Below is a listing to write out in full, exactly as given, without its pictures.
══════
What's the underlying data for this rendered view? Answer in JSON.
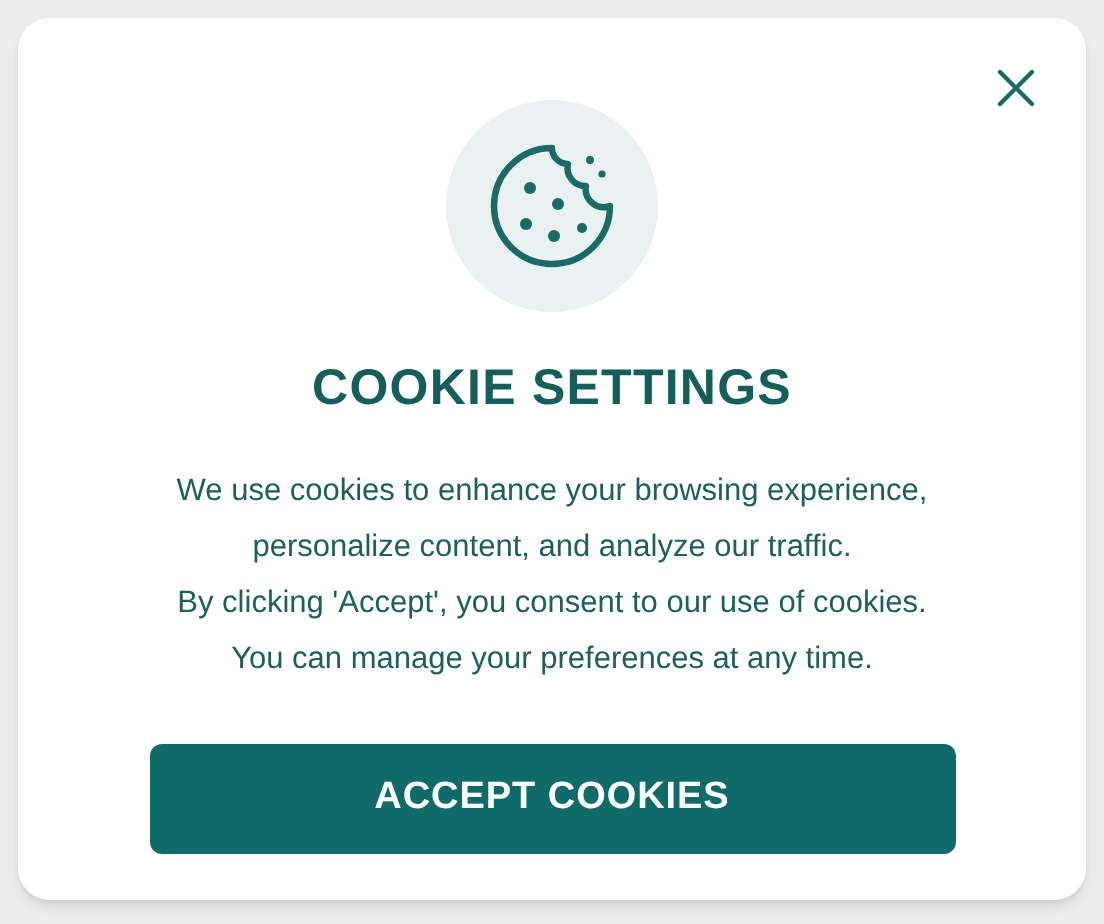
{
  "dialog": {
    "title": "COOKIE SETTINGS",
    "message_lines": [
      "We use cookies to enhance your browsing experience,",
      "personalize content, and analyze our traffic.",
      "By clicking 'Accept', you consent to our use of cookies.",
      "You can manage your preferences at any time."
    ],
    "button": "ACCEPT COOKIES"
  }
}
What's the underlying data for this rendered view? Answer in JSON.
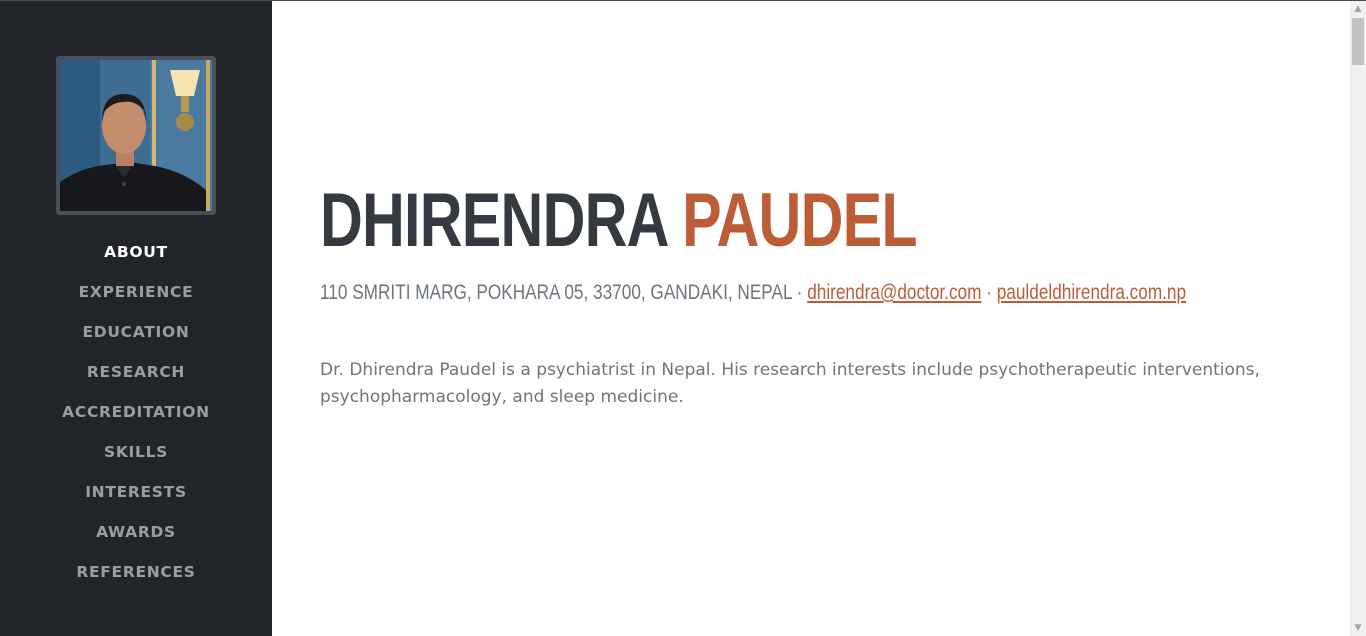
{
  "sidebar": {
    "profile_alt": "profile photo",
    "nav": [
      {
        "label": "ABOUT",
        "active": true
      },
      {
        "label": "EXPERIENCE",
        "active": false
      },
      {
        "label": "EDUCATION",
        "active": false
      },
      {
        "label": "RESEARCH",
        "active": false
      },
      {
        "label": "ACCREDITATION",
        "active": false
      },
      {
        "label": "SKILLS",
        "active": false
      },
      {
        "label": "INTERESTS",
        "active": false
      },
      {
        "label": "AWARDS",
        "active": false
      },
      {
        "label": "REFERENCES",
        "active": false
      }
    ]
  },
  "about": {
    "first_name": "DHIRENDRA",
    "last_name": "PAUDEL",
    "address": "110 SMRITI MARG, POKHARA 05, 33700, GANDAKI, NEPAL",
    "separator": " · ",
    "email": "dhirendra@doctor.com",
    "website": "pauldeldhirendra.com.np",
    "bio": "Dr. Dhirendra Paudel is a psychiatrist in Nepal. His research interests include psychotherapeutic interventions, psychopharmacology, and sleep medicine."
  },
  "colors": {
    "sidebar_bg": "#212529",
    "accent": "#bd5d38",
    "heading": "#343a40",
    "muted": "#6c757d"
  }
}
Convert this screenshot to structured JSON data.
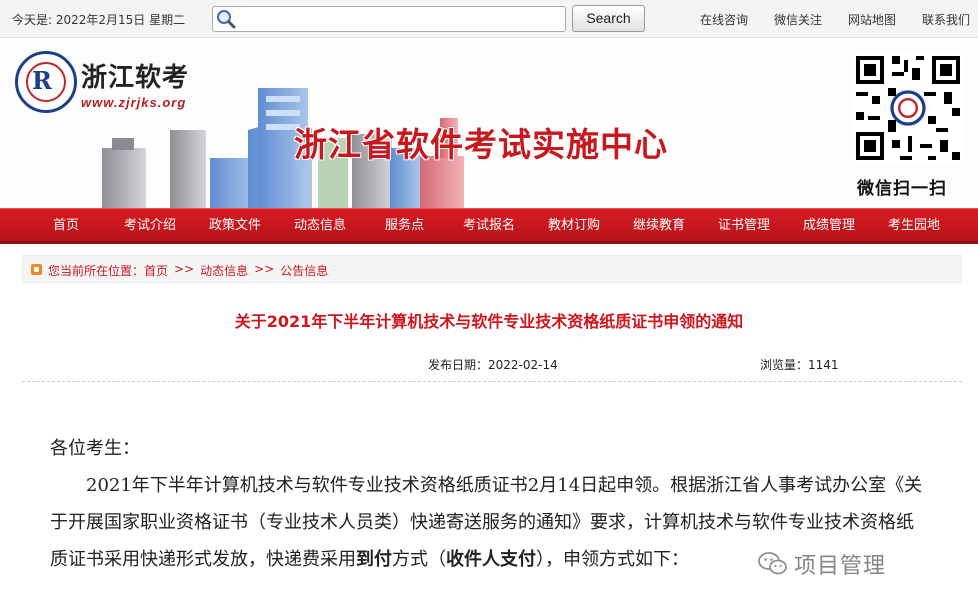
{
  "topbar": {
    "date_text": "今天是:  2022年2月15日  星期二",
    "search_placeholder": "",
    "search_button": "Search",
    "links": [
      "在线咨询",
      "微信关注",
      "网站地图",
      "联系我们"
    ]
  },
  "header": {
    "logo_name": "浙江软考",
    "logo_url": "www.zjrjks.org",
    "site_title": "浙江省软件考试实施中心",
    "qr_caption": "微信扫一扫"
  },
  "nav": {
    "items": [
      "首页",
      "考试介绍",
      "政策文件",
      "动态信息",
      "服务点",
      "考试报名",
      "教材订购",
      "继续教育",
      "证书管理",
      "成绩管理",
      "考生园地"
    ]
  },
  "breadcrumb": {
    "prefix": "您当前所在位置：",
    "parts": [
      "首页",
      ">>",
      "动态信息",
      ">>",
      "公告信息"
    ]
  },
  "article": {
    "title": "关于2021年下半年计算机技术与软件专业技术资格纸质证书申领的通知",
    "publish_label": "发布日期：2022-02-14",
    "views_label": "浏览量：1141",
    "salutation": "各位考生：",
    "para1_a": "2021年下半年计算机技术与软件专业技术资格纸质证书2月14日起申领。根据浙江省人事考试办公室《关于开展国家职业资格证书（专业技术人员类）快递寄送服务的通知》要求，计算机技术与软件专业技术资格纸质证书采用快递形式发放，快递费采用",
    "para1_bold1": "到付",
    "para1_b": "方式（",
    "para1_bold2": "收件人支付",
    "para1_c": "），申领方式如下："
  },
  "watermark": {
    "text": "项目管理"
  },
  "colors": {
    "brand_red": "#c8181e",
    "nav_red": "#d71c22",
    "crumb_icon": "#f08a1e"
  }
}
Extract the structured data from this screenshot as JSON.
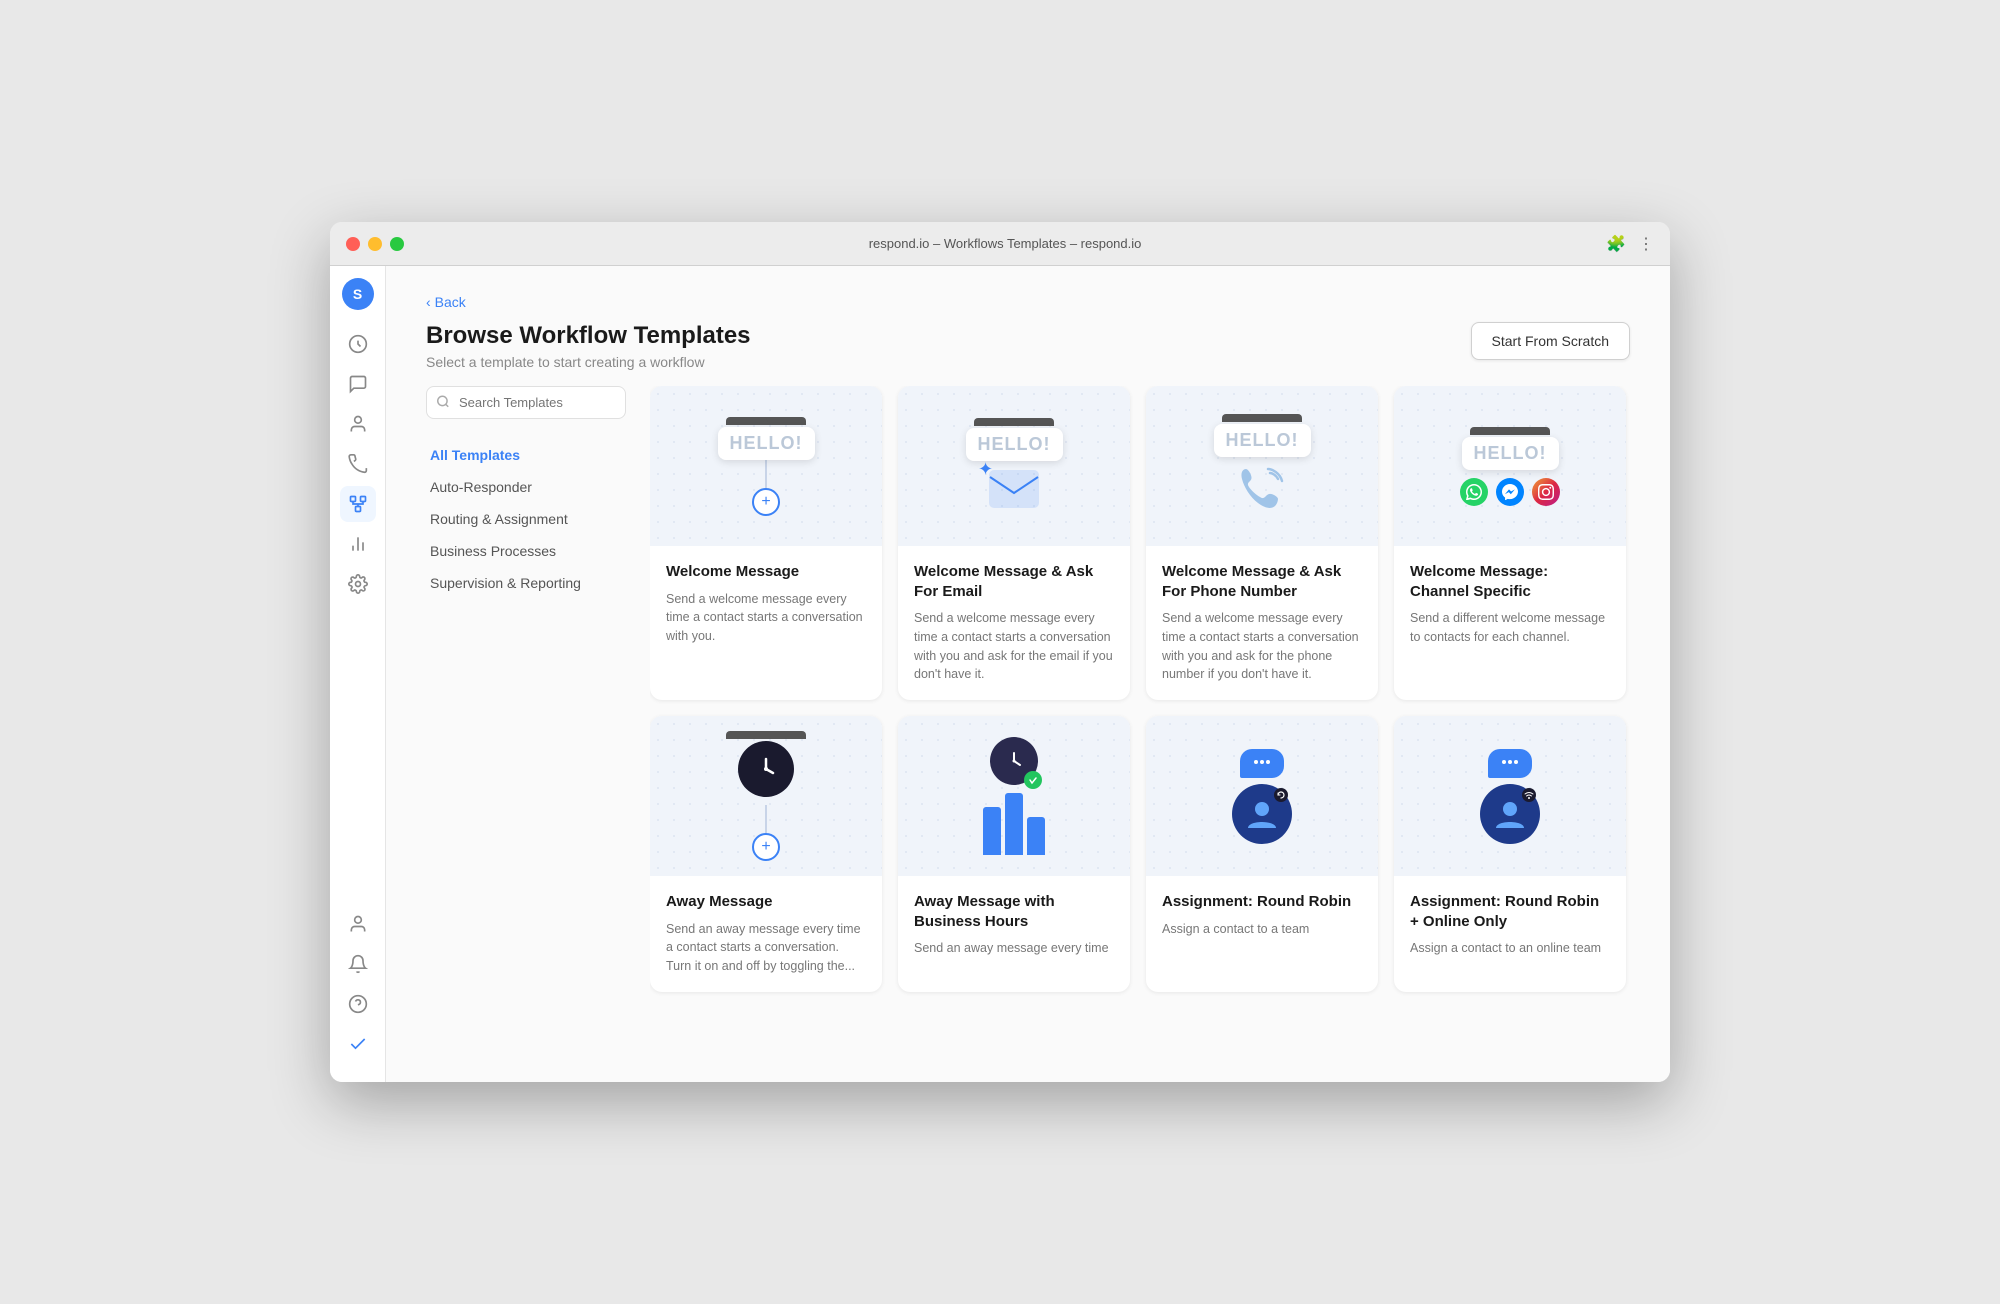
══════
- _SOLUTION TO THIS PROBLEM_
What's the underlying data for this rendered view? Answer in JSON.
{
  "dialog": {
    "title": "COOKIE SETTINGS",
    "message_lines": [
      "We use cookies to enhance your browsing experience,",
      "personalize content, and analyze our traffic.",
      "By clicking 'Accept', you consent to our use of cookies.",
      "You can manage your preferences at any time."
    ],
    "button": "ACCEPT COOKIES"
  }
}
What's the underlying data for this rendered view? Answer in JSON.
{
  "sidebar": {
    "profile_alt": "profile photo",
    "nav": [
      {
        "label": "ABOUT",
        "active": true
      },
      {
        "label": "EXPERIENCE",
        "active": false
      },
      {
        "label": "EDUCATION",
        "active": false
      },
      {
        "label": "RESEARCH",
        "active": false
      },
      {
        "label": "ACCREDITATION",
        "active": false
      },
      {
        "label": "SKILLS",
        "active": false
      },
      {
        "label": "INTERESTS",
        "active": false
      },
      {
        "label": "AWARDS",
        "active": false
      },
      {
        "label": "REFERENCES",
        "active": false
      }
    ]
  },
  "about": {
    "first_name": "DHIRENDRA",
    "last_name": "PAUDEL",
    "address": "110 SMRITI MARG, POKHARA 05, 33700, GANDAKI, NEPAL",
    "separator": " · ",
    "email": "dhirendra@doctor.com",
    "website": "pauldeldhirendra.com.np",
    "bio": "Dr. Dhirendra Paudel is a psychiatrist in Nepal. His research interests include psychotherapeutic interventions, psychopharmacology, and sleep medicine."
  },
  "colors": {
    "sidebar_bg": "#212529",
    "accent": "#bd5d38",
    "heading": "#343a40",
    "muted": "#6c757d"
  }
}
Convert this screenshot to structured JSON data.
{
  "topbar": {
    "date_text": "今天是:  2022年2月15日  星期二",
    "search_placeholder": "",
    "search_button": "Search",
    "links": [
      "在线咨询",
      "微信关注",
      "网站地图",
      "联系我们"
    ]
  },
  "header": {
    "logo_name": "浙江软考",
    "logo_url": "www.zjrjks.org",
    "site_title": "浙江省软件考试实施中心",
    "qr_caption": "微信扫一扫"
  },
  "nav": {
    "items": [
      "首页",
      "考试介绍",
      "政策文件",
      "动态信息",
      "服务点",
      "考试报名",
      "教材订购",
      "继续教育",
      "证书管理",
      "成绩管理",
      "考生园地"
    ]
  },
  "breadcrumb": {
    "prefix": "您当前所在位置：",
    "parts": [
      "首页",
      ">>",
      "动态信息",
      ">>",
      "公告信息"
    ]
  },
  "article": {
    "title": "关于2021年下半年计算机技术与软件专业技术资格纸质证书申领的通知",
    "publish_label": "发布日期：2022-02-14",
    "views_label": "浏览量：1141",
    "salutation": "各位考生：",
    "para1_a": "2021年下半年计算机技术与软件专业技术资格纸质证书2月14日起申领。根据浙江省人事考试办公室《关于开展国家职业资格证书（专业技术人员类）快递寄送服务的通知》要求，计算机技术与软件专业技术资格纸质证书采用快递形式发放，快递费采用",
    "para1_bold1": "到付",
    "para1_b": "方式（",
    "para1_bold2": "收件人支付",
    "para1_c": "），申领方式如下："
  },
  "watermark": {
    "text": "项目管理"
  },
  "colors": {
    "brand_red": "#c8181e",
    "nav_red": "#d71c22",
    "crumb_icon": "#f08a1e"
  }
}
Extract the structured data from this screenshot as JSON.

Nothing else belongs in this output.